- **DATA ROWS**
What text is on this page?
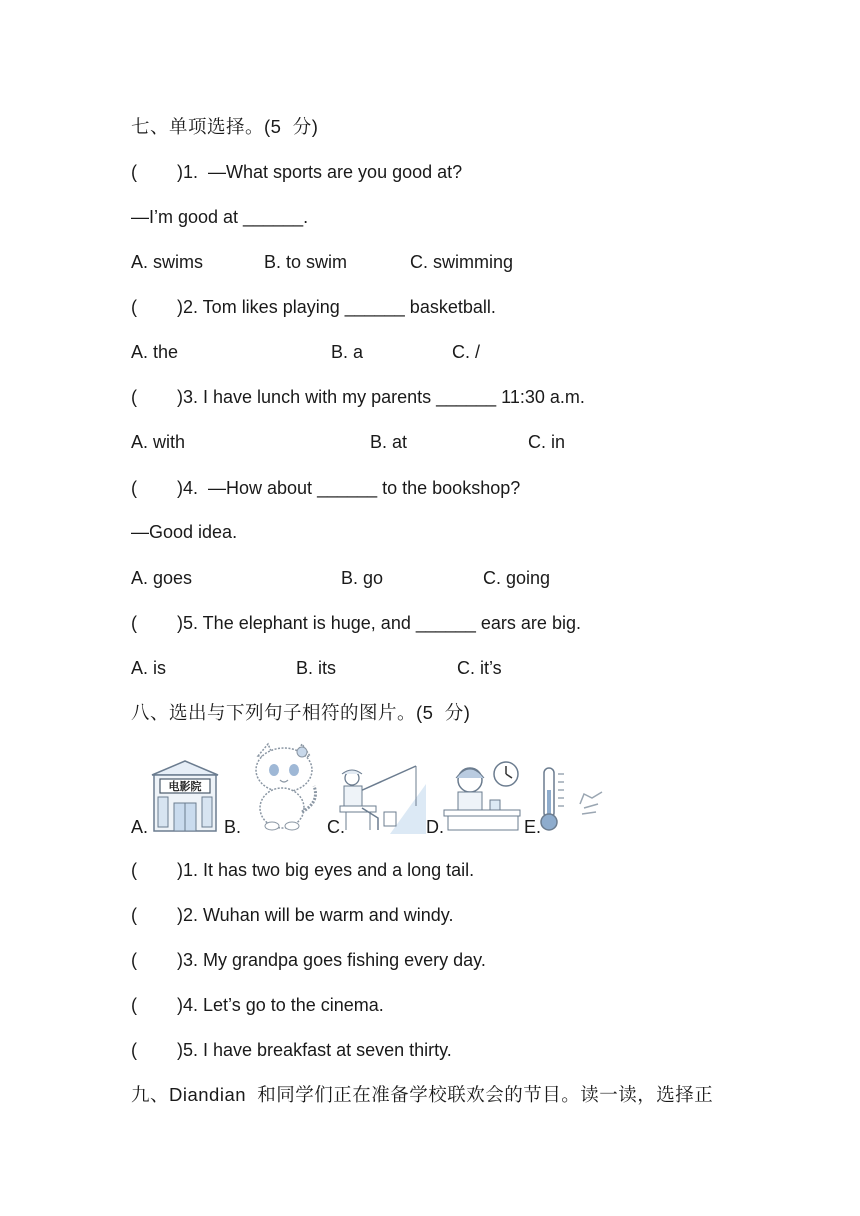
七、单项选择。(5  分)
( )1.  —What sports are you good at?
—I’m good at ______.
A. swims	B. to swim	C. swimming
( )2. Tom likes playing ______ basketball.
A. the	B. a	C. /
( )3. I have lunch with my parents ______ 11:30 a.m.
A. with	B. at	C. in
( )4.  —How about ______ to the bookshop?
—Good idea.
A. goes	B. go	C. going
( )5. The elephant is huge, and ______ ears are big.
A. is	B. its	C. it’s
八、选出与下列句子相符的图片。(5  分)
A.
电影院
B.	C.	D.	E.
( )1. It has two big eyes and a long tail.
( )2. Wuhan will be warm and windy.
( )3. My grandpa goes fishing every day.
( )4. Let’s go to the cinema.
( )5. I have breakfast at seven thirty.
九、Diandian  和同学们正在准备学校联欢会的节目。读一读，选择正
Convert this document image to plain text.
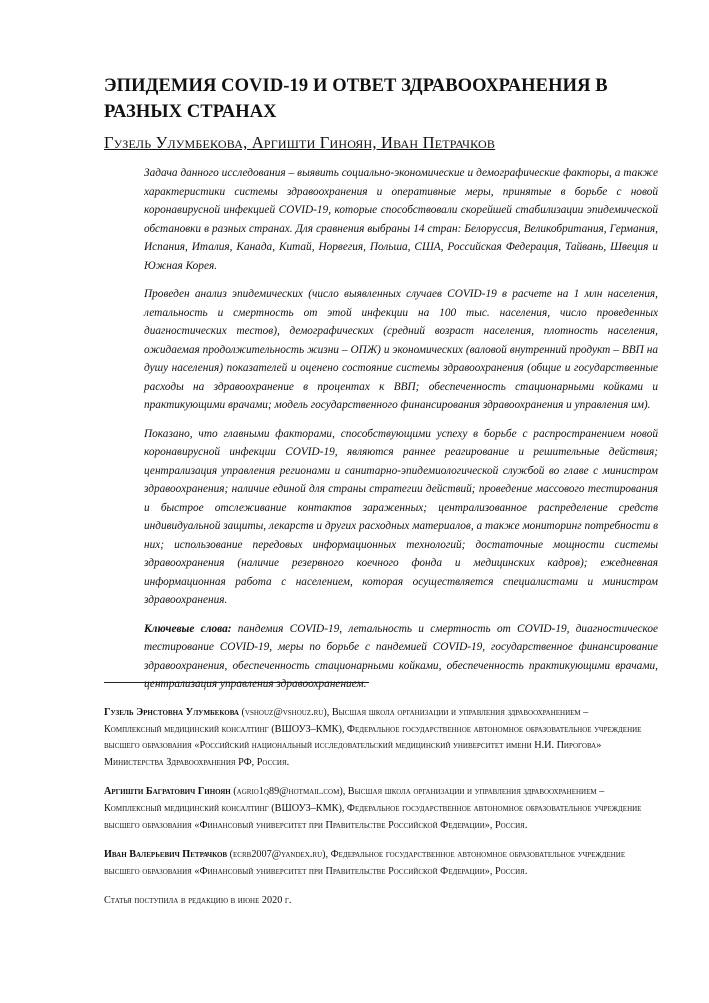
ЭПИДЕМИЯ COVID-19 И ОТВЕТ ЗДРАВООХРАНЕНИЯ В РАЗНЫХ СТРАНАХ
Гузель Улумбекова, Аргишти Гиноян, Иван Петрачков

Задача данного исследования – выявить социально-экономические и демографические факторы, а также характеристики системы здравоохранения и оперативные меры, принятые в борьбе с новой коронавирусной инфекцией COVID-19, которые способствовали скорейшей стабилизации эпидемической обстановки в разных странах. Для сравнения выбраны 14 стран: Белоруссия, Великобритания, Германия, Испания, Италия, Канада, Китай, Норвегия, Польша, США, Российская Федерация, Тайвань, Швеция и Южная Корея.

Проведен анализ эпидемических (число выявленных случаев COVID-19 в расчете на 1 млн населения, летальность и смертность от этой инфекции на 100 тыс. населения, число проведенных диагностических тестов), демографических (средний возраст населения, плотность населения, ожидаемая продолжительность жизни – ОПЖ) и экономических (валовой внутренний продукт – ВВП на душу населения) показателей и оценено состояние системы здравоохранения (общие и государственные расходы на здравоохранение в процентах к ВВП; обеспеченность стационарными койками и практикующими врачами; модель государственного финансирования здравоохранения и управления им).

Показано, что главными факторами, способствующими успеху в борьбе с распространением новой коронавирусной инфекции COVID-19, являются раннее реагирование и решительные действия; централизация управления регионами и санитарно-эпидемиологической службой во главе с министром здравоохранения; наличие единой для страны стратегии действий; проведение массового тестирования и быстрое отслеживание контактов зараженных; централизованное распределение средств индивидуальной защиты, лекарств и других расходных материалов, а также мониторинг потребности в них; использование передовых информационных технологий; достаточные мощности системы здравоохранения (наличие резервного коечного фонда и медицинских кадров); ежедневная информационная работа с населением, которая осуществляется специалистами и министром здравоохранения.

Ключевые слова: пандемия COVID-19, летальность и смертность от COVID-19, диагностическое тестирование COVID-19, меры по борьбе с пандемией COVID-19, государственное финансирование здравоохранения, обеспеченность стационарными койками, обеспеченность практикующими врачами, централизация управления здравоохранением.

Гузель Эрнстовна Улумбекова (vshouz@vshouz.ru), Высшая школа организации и управления здравоохранением – Комплексный медицинский консалтинг (ВШОУЗ–КМК), Федеральное государственное автономное образовательное учреждение высшего образования «Российский национальный исследовательский медицинский университет имени Н.И. Пирогова» Министерства Здравоохранения РФ, Россия.

Аргишти Багратович Гиноян (agrio1q89@hotmail.com), Высшая школа организации и управления здравоохранением – Комплексный медицинский консалтинг (ВШОУЗ–КМК), Федеральное государственное автономное образовательное учреждение высшего образования «Финансовый университет при Правительстве Российской Федерации», Россия.

Иван Валерьевич Петрачков (ecrb2007@yandex.ru), Федеральное государственное автономное образовательное учреждение высшего образования «Финансовый университет при Правительстве Российской Федерации», Россия.

Статья поступила в редакцию в июне 2020 г.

- **WORK TO COMPLETE**
Write out each entry exactly as given, but skip the pictures.

- **THE OUTPUT**
What text is on this page?
七、单项选择。(5  分)
( )1.  —What sports are you good at?
—I’m good at ______.
A. swims	B. to swim	C. swimming
( )2. Tom likes playing ______ basketball.
A. the	B. a	C. /
( )3. I have lunch with my parents ______ 11:30 a.m.
A. with	B. at	C. in
( )4.  —How about ______ to the bookshop?
—Good idea.
A. goes	B. go	C. going
( )5. The elephant is huge, and ______ ears are big.
A. is	B. its	C. it’s
八、选出与下列句子相符的图片。(5  分)
A.
电影院
B.	C.	D.	E.
( )1. It has two big eyes and a long tail.
( )2. Wuhan will be warm and windy.
( )3. My grandpa goes fishing every day.
( )4. Let’s go to the cinema.
( )5. I have breakfast at seven thirty.
九、Diandian  和同学们正在准备学校联欢会的节目。读一读，选择正
Convert this document image to plain text.
ЭПИДЕМИЯ COVID-19 И ОТВЕТ ЗДРАВООХРАНЕНИЯ В РАЗНЫХ СТРАНАХ
Гузель Улумбекова, Аргишти Гиноян, Иван Петрачков

Задача данного исследования – выявить социально-экономические и демографические факторы, а также характеристики системы здравоохранения и оперативные меры, принятые в борьбе с новой коронавирусной инфекцией COVID-19, которые способствовали скорейшей стабилизации эпидемической обстановки в разных странах. Для сравнения выбраны 14 стран: Белоруссия, Великобритания, Германия, Испания, Италия, Канада, Китай, Норвегия, Польша, США, Российская Федерация, Тайвань, Швеция и Южная Корея.

Проведен анализ эпидемических (число выявленных случаев COVID-19 в расчете на 1 млн населения, летальность и смертность от этой инфекции на 100 тыс. населения, число проведенных диагностических тестов), демографических (средний возраст населения, плотность населения, ожидаемая продолжительность жизни – ОПЖ) и экономических (валовой внутренний продукт – ВВП на душу населения) показателей и оценено состояние системы здравоохранения (общие и государственные расходы на здравоохранение в процентах к ВВП; обеспеченность стационарными койками и практикующими врачами; модель государственного финансирования здравоохранения и управления им).

Показано, что главными факторами, способствующими успеху в борьбе с распространением новой коронавирусной инфекции COVID-19, являются раннее реагирование и решительные действия; централизация управления регионами и санитарно-эпидемиологической службой во главе с министром здравоохранения; наличие единой для страны стратегии действий; проведение массового тестирования и быстрое отслеживание контактов зараженных; централизованное распределение средств индивидуальной защиты, лекарств и других расходных материалов, а также мониторинг потребности в них; использование передовых информационных технологий; достаточные мощности системы здравоохранения (наличие резервного коечного фонда и медицинских кадров); ежедневная информационная работа с населением, которая осуществляется специалистами и министром здравоохранения.

Ключевые слова: пандемия COVID-19, летальность и смертность от COVID-19, диагностическое тестирование COVID-19, меры по борьбе с пандемией COVID-19, государственное финансирование здравоохранения, обеспеченность стационарными койками, обеспеченность практикующими врачами, централизация управления здравоохранением.

Гузель Эрнстовна Улумбекова (vshouz@vshouz.ru), Высшая школа организации и управления здравоохранением – Комплексный медицинский консалтинг (ВШОУЗ–КМК), Федеральное государственное автономное образовательное учреждение высшего образования «Российский национальный исследовательский медицинский университет имени Н.И. Пирогова» Министерства Здравоохранения РФ, Россия.

Аргишти Багратович Гиноян (agrio1q89@hotmail.com), Высшая школа организации и управления здравоохранением – Комплексный медицинский консалтинг (ВШОУЗ–КМК), Федеральное государственное автономное образовательное учреждение высшего образования «Финансовый университет при Правительстве Российской Федерации», Россия.

Иван Валерьевич Петрачков (ecrb2007@yandex.ru), Федеральное государственное автономное образовательное учреждение высшего образования «Финансовый университет при Правительстве Российской Федерации», Россия.

Статья поступила в редакцию в июне 2020 г.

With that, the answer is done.